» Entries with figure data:
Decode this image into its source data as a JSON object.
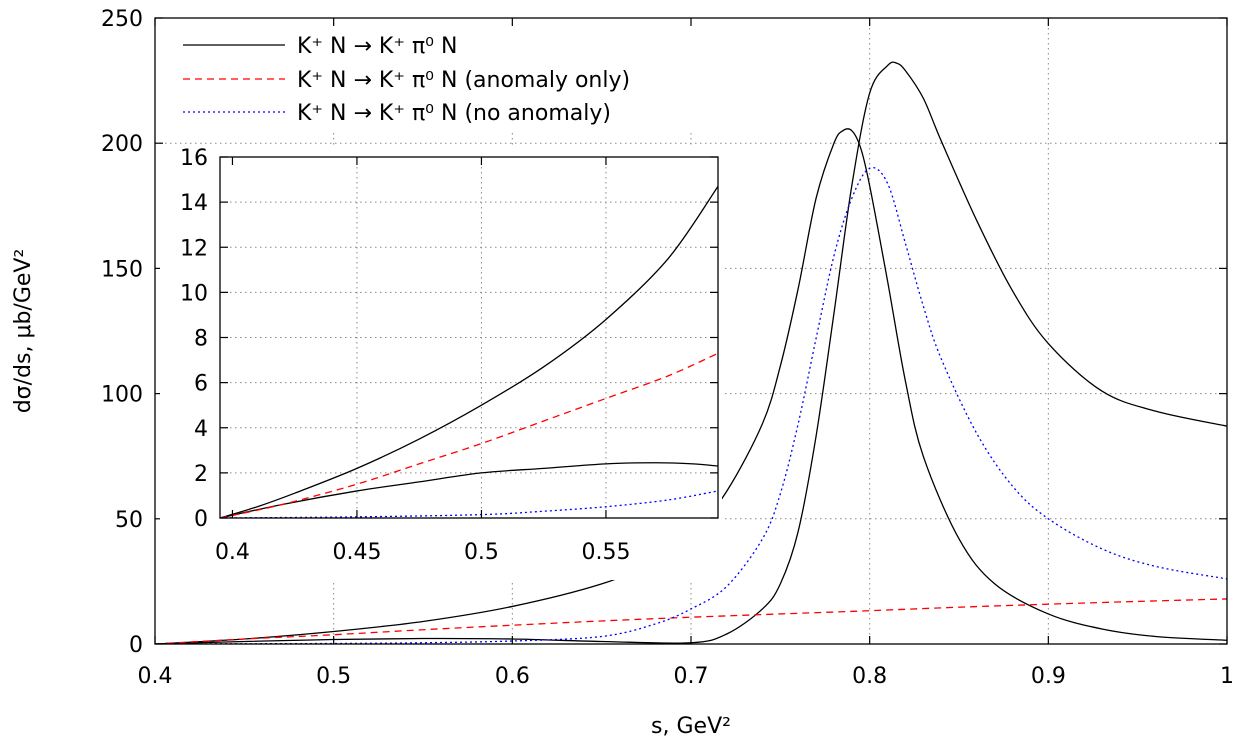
{
  "chart_data": [
    {
      "id": "main",
      "type": "line",
      "title": "",
      "xlabel": "s, GeV²",
      "ylabel": "dσ/ds, μb/GeV²",
      "xlim": [
        0.4,
        1.0
      ],
      "ylim": [
        0,
        250
      ],
      "xticks": [
        0.4,
        0.5,
        0.6,
        0.7,
        0.8,
        0.9,
        1.0
      ],
      "xtick_labels": [
        "0.4",
        "0.5",
        "0.6",
        "0.7",
        "0.8",
        "0.9",
        "1"
      ],
      "yticks": [
        0,
        50,
        100,
        150,
        200,
        250
      ],
      "ytick_labels": [
        "0",
        "50",
        "100",
        "150",
        "200",
        "250"
      ],
      "grid": true,
      "legend": "top-left",
      "series": [
        {
          "name": "K⁺ N → K⁺ π⁰ N",
          "color": "#000000",
          "dash": "solid",
          "x": [
            0.4,
            0.45,
            0.5,
            0.55,
            0.6,
            0.65,
            0.68,
            0.7,
            0.72,
            0.74,
            0.75,
            0.76,
            0.77,
            0.78,
            0.785,
            0.79,
            0.795,
            0.8,
            0.81,
            0.82,
            0.83,
            0.85,
            0.87,
            0.9,
            0.93,
            0.96,
            1.0
          ],
          "y": [
            0,
            2,
            5,
            9,
            15,
            24,
            33,
            43,
            61,
            88,
            111,
            142,
            178,
            200,
            205,
            205,
            198,
            183,
            145,
            105,
            75,
            42,
            24,
            12,
            6,
            3,
            1.5
          ]
        },
        {
          "name": "K⁺ N → K⁺ π⁰ N",
          "color": "#000000",
          "dash": "solid",
          "x": [
            0.4,
            0.45,
            0.5,
            0.55,
            0.6,
            0.65,
            0.7,
            0.72,
            0.74,
            0.75,
            0.76,
            0.77,
            0.78,
            0.79,
            0.8,
            0.81,
            0.815,
            0.82,
            0.83,
            0.84,
            0.86,
            0.88,
            0.9,
            0.93,
            0.96,
            1.0
          ],
          "y": [
            0,
            1,
            1.8,
            2.2,
            2.0,
            1.0,
            0.5,
            4,
            14,
            24,
            45,
            83,
            132,
            183,
            220,
            231,
            232,
            229,
            218,
            201,
            169,
            141,
            120,
            101,
            93,
            87
          ]
        },
        {
          "name": "K⁺ N → K⁺ π⁰ N (anomaly only)",
          "color": "#ff0000",
          "dash": "dashed",
          "x": [
            0.4,
            0.45,
            0.5,
            0.55,
            0.6,
            0.65,
            0.7,
            0.75,
            0.8,
            0.85,
            0.9,
            0.95,
            1.0
          ],
          "y": [
            0,
            2.0,
            3.7,
            5.7,
            7.5,
            9.2,
            10.7,
            12.0,
            13.3,
            14.7,
            15.9,
            17.0,
            18.0
          ]
        },
        {
          "name": "K⁺ N → K⁺ π⁰ N (no anomaly)",
          "color": "#0000ff",
          "dash": "dotted",
          "x": [
            0.4,
            0.45,
            0.5,
            0.55,
            0.6,
            0.65,
            0.68,
            0.7,
            0.72,
            0.74,
            0.75,
            0.76,
            0.77,
            0.78,
            0.79,
            0.8,
            0.81,
            0.82,
            0.83,
            0.84,
            0.86,
            0.88,
            0.9,
            0.93,
            0.96,
            1.0
          ],
          "y": [
            0,
            0.1,
            0.2,
            0.5,
            1.2,
            3,
            8,
            14,
            23,
            42,
            60,
            88,
            122,
            155,
            178,
            190,
            184,
            160,
            135,
            114,
            84,
            63,
            50,
            38,
            31,
            26
          ]
        }
      ]
    },
    {
      "id": "inset",
      "type": "line",
      "title": "",
      "xlabel": "",
      "ylabel": "",
      "xlim": [
        0.395,
        0.595
      ],
      "ylim": [
        0,
        16
      ],
      "xticks": [
        0.4,
        0.45,
        0.5,
        0.55
      ],
      "xtick_labels": [
        "0.4",
        "0.45",
        "0.5",
        "0.55"
      ],
      "yticks": [
        0,
        2,
        4,
        6,
        8,
        10,
        12,
        14,
        16
      ],
      "ytick_labels": [
        "0",
        "2",
        "4",
        "6",
        "8",
        "10",
        "12",
        "14",
        "16"
      ],
      "grid": true,
      "series": [
        {
          "name": "K⁺ N → K⁺ π⁰ N",
          "color": "#000000",
          "dash": "solid",
          "x": [
            0.395,
            0.41,
            0.425,
            0.45,
            0.475,
            0.5,
            0.525,
            0.55,
            0.575,
            0.595
          ],
          "y": [
            0,
            0.5,
            1.1,
            2.2,
            3.5,
            5.0,
            6.7,
            8.8,
            11.5,
            14.7
          ]
        },
        {
          "name": "K⁺ N → K⁺ π⁰ N",
          "color": "#000000",
          "dash": "solid",
          "x": [
            0.395,
            0.42,
            0.45,
            0.475,
            0.5,
            0.525,
            0.55,
            0.57,
            0.585,
            0.595
          ],
          "y": [
            0,
            0.6,
            1.2,
            1.6,
            2.0,
            2.2,
            2.4,
            2.45,
            2.4,
            2.3
          ]
        },
        {
          "name": "K⁺ N → K⁺ π⁰ N (anomaly only)",
          "color": "#ff0000",
          "dash": "dashed",
          "x": [
            0.395,
            0.42,
            0.45,
            0.475,
            0.5,
            0.525,
            0.55,
            0.575,
            0.595
          ],
          "y": [
            0,
            0.6,
            1.5,
            2.4,
            3.3,
            4.3,
            5.3,
            6.3,
            7.3
          ]
        },
        {
          "name": "K⁺ N → K⁺ π⁰ N (no anomaly)",
          "color": "#0000ff",
          "dash": "dotted",
          "x": [
            0.395,
            0.45,
            0.5,
            0.525,
            0.55,
            0.575,
            0.595
          ],
          "y": [
            0,
            0.05,
            0.15,
            0.3,
            0.5,
            0.8,
            1.2
          ]
        }
      ]
    }
  ]
}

» EXERCISE DIRECTIONS:
Omit the pictures and restate the rest of the records verbatim.

» CORRECT OUTPUT:
Decode this image into its source data as a JSON object.
{
  "chart_data": [
    {
      "id": "main",
      "type": "line",
      "title": "",
      "xlabel": "s, GeV²",
      "ylabel": "dσ/ds, μb/GeV²",
      "xlim": [
        0.4,
        1.0
      ],
      "ylim": [
        0,
        250
      ],
      "xticks": [
        0.4,
        0.5,
        0.6,
        0.7,
        0.8,
        0.9,
        1.0
      ],
      "xtick_labels": [
        "0.4",
        "0.5",
        "0.6",
        "0.7",
        "0.8",
        "0.9",
        "1"
      ],
      "yticks": [
        0,
        50,
        100,
        150,
        200,
        250
      ],
      "ytick_labels": [
        "0",
        "50",
        "100",
        "150",
        "200",
        "250"
      ],
      "grid": true,
      "legend": "top-left",
      "series": [
        {
          "name": "K⁺ N → K⁺ π⁰ N",
          "color": "#000000",
          "dash": "solid",
          "x": [
            0.4,
            0.45,
            0.5,
            0.55,
            0.6,
            0.65,
            0.68,
            0.7,
            0.72,
            0.74,
            0.75,
            0.76,
            0.77,
            0.78,
            0.785,
            0.79,
            0.795,
            0.8,
            0.81,
            0.82,
            0.83,
            0.85,
            0.87,
            0.9,
            0.93,
            0.96,
            1.0
          ],
          "y": [
            0,
            2,
            5,
            9,
            15,
            24,
            33,
            43,
            61,
            88,
            111,
            142,
            178,
            200,
            205,
            205,
            198,
            183,
            145,
            105,
            75,
            42,
            24,
            12,
            6,
            3,
            1.5
          ]
        },
        {
          "name": "K⁺ N → K⁺ π⁰ N",
          "color": "#000000",
          "dash": "solid",
          "x": [
            0.4,
            0.45,
            0.5,
            0.55,
            0.6,
            0.65,
            0.7,
            0.72,
            0.74,
            0.75,
            0.76,
            0.77,
            0.78,
            0.79,
            0.8,
            0.81,
            0.815,
            0.82,
            0.83,
            0.84,
            0.86,
            0.88,
            0.9,
            0.93,
            0.96,
            1.0
          ],
          "y": [
            0,
            1,
            1.8,
            2.2,
            2.0,
            1.0,
            0.5,
            4,
            14,
            24,
            45,
            83,
            132,
            183,
            220,
            231,
            232,
            229,
            218,
            201,
            169,
            141,
            120,
            101,
            93,
            87
          ]
        },
        {
          "name": "K⁺ N → K⁺ π⁰ N (anomaly only)",
          "color": "#ff0000",
          "dash": "dashed",
          "x": [
            0.4,
            0.45,
            0.5,
            0.55,
            0.6,
            0.65,
            0.7,
            0.75,
            0.8,
            0.85,
            0.9,
            0.95,
            1.0
          ],
          "y": [
            0,
            2.0,
            3.7,
            5.7,
            7.5,
            9.2,
            10.7,
            12.0,
            13.3,
            14.7,
            15.9,
            17.0,
            18.0
          ]
        },
        {
          "name": "K⁺ N → K⁺ π⁰ N (no anomaly)",
          "color": "#0000ff",
          "dash": "dotted",
          "x": [
            0.4,
            0.45,
            0.5,
            0.55,
            0.6,
            0.65,
            0.68,
            0.7,
            0.72,
            0.74,
            0.75,
            0.76,
            0.77,
            0.78,
            0.79,
            0.8,
            0.81,
            0.82,
            0.83,
            0.84,
            0.86,
            0.88,
            0.9,
            0.93,
            0.96,
            1.0
          ],
          "y": [
            0,
            0.1,
            0.2,
            0.5,
            1.2,
            3,
            8,
            14,
            23,
            42,
            60,
            88,
            122,
            155,
            178,
            190,
            184,
            160,
            135,
            114,
            84,
            63,
            50,
            38,
            31,
            26
          ]
        }
      ]
    },
    {
      "id": "inset",
      "type": "line",
      "title": "",
      "xlabel": "",
      "ylabel": "",
      "xlim": [
        0.395,
        0.595
      ],
      "ylim": [
        0,
        16
      ],
      "xticks": [
        0.4,
        0.45,
        0.5,
        0.55
      ],
      "xtick_labels": [
        "0.4",
        "0.45",
        "0.5",
        "0.55"
      ],
      "yticks": [
        0,
        2,
        4,
        6,
        8,
        10,
        12,
        14,
        16
      ],
      "ytick_labels": [
        "0",
        "2",
        "4",
        "6",
        "8",
        "10",
        "12",
        "14",
        "16"
      ],
      "grid": true,
      "series": [
        {
          "name": "K⁺ N → K⁺ π⁰ N",
          "color": "#000000",
          "dash": "solid",
          "x": [
            0.395,
            0.41,
            0.425,
            0.45,
            0.475,
            0.5,
            0.525,
            0.55,
            0.575,
            0.595
          ],
          "y": [
            0,
            0.5,
            1.1,
            2.2,
            3.5,
            5.0,
            6.7,
            8.8,
            11.5,
            14.7
          ]
        },
        {
          "name": "K⁺ N → K⁺ π⁰ N",
          "color": "#000000",
          "dash": "solid",
          "x": [
            0.395,
            0.42,
            0.45,
            0.475,
            0.5,
            0.525,
            0.55,
            0.57,
            0.585,
            0.595
          ],
          "y": [
            0,
            0.6,
            1.2,
            1.6,
            2.0,
            2.2,
            2.4,
            2.45,
            2.4,
            2.3
          ]
        },
        {
          "name": "K⁺ N → K⁺ π⁰ N (anomaly only)",
          "color": "#ff0000",
          "dash": "dashed",
          "x": [
            0.395,
            0.42,
            0.45,
            0.475,
            0.5,
            0.525,
            0.55,
            0.575,
            0.595
          ],
          "y": [
            0,
            0.6,
            1.5,
            2.4,
            3.3,
            4.3,
            5.3,
            6.3,
            7.3
          ]
        },
        {
          "name": "K⁺ N → K⁺ π⁰ N (no anomaly)",
          "color": "#0000ff",
          "dash": "dotted",
          "x": [
            0.395,
            0.45,
            0.5,
            0.525,
            0.55,
            0.575,
            0.595
          ],
          "y": [
            0,
            0.05,
            0.15,
            0.3,
            0.5,
            0.8,
            1.2
          ]
        }
      ]
    }
  ]
}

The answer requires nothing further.